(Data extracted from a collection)

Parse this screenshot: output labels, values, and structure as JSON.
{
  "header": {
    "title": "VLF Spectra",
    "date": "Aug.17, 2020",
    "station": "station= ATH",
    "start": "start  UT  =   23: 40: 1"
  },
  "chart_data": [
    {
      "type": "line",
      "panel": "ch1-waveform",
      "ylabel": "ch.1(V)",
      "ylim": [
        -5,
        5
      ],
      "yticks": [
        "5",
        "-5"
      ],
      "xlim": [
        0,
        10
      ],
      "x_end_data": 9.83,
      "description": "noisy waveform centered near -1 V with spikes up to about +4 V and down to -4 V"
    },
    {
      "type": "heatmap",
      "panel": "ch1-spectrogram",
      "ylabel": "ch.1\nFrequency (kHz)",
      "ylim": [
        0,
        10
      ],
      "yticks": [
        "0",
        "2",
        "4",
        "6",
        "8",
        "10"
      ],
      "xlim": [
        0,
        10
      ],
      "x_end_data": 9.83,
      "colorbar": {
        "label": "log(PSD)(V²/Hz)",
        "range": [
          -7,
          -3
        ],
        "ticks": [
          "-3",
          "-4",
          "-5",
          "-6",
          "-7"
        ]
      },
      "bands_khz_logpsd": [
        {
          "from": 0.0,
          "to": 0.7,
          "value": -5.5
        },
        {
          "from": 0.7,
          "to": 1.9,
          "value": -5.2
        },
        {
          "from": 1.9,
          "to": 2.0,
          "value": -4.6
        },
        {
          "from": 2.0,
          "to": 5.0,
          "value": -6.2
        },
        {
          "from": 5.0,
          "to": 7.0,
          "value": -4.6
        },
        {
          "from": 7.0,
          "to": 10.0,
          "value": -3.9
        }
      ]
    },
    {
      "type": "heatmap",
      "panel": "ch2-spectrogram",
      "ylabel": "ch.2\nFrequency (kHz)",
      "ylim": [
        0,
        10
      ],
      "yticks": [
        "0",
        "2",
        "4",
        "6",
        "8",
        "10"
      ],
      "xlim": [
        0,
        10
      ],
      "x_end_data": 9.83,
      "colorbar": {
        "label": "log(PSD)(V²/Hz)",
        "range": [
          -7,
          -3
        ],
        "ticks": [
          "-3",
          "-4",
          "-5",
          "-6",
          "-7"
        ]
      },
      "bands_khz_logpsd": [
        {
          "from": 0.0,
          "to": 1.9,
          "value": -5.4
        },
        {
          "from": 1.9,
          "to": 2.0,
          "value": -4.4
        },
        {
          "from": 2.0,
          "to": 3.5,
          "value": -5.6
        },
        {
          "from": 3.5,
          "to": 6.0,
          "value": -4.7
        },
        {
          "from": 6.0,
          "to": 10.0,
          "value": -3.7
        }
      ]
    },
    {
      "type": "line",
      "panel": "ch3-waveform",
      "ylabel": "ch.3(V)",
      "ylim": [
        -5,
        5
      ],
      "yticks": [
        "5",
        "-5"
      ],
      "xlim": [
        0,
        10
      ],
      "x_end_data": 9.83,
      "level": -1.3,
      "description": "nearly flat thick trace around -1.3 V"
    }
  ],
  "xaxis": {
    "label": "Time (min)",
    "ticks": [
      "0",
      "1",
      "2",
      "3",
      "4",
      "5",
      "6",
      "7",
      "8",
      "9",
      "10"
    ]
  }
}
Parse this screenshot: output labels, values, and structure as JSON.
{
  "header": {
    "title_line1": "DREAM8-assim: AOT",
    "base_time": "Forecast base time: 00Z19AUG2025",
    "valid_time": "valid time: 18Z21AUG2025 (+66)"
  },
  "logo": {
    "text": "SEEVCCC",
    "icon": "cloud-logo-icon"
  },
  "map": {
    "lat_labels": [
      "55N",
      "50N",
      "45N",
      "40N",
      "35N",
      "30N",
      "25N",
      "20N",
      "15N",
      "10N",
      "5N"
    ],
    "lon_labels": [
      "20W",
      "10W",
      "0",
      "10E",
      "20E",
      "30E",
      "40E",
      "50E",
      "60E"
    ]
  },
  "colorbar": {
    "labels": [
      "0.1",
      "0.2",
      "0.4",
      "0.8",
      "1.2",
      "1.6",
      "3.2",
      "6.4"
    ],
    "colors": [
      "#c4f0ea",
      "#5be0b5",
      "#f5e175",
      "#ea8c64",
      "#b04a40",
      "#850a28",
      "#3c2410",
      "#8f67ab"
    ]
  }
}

**WHAT NEEDS TO BE DONE**: Find the lines that include the string "waveform", then copy each of them.

**WRITTEN SOLUTION**:
      "panel": "ch1-waveform",
      "description": "noisy waveform centered near -1 V with spikes up to about +4 V and down to -4 V"
      "panel": "ch3-waveform",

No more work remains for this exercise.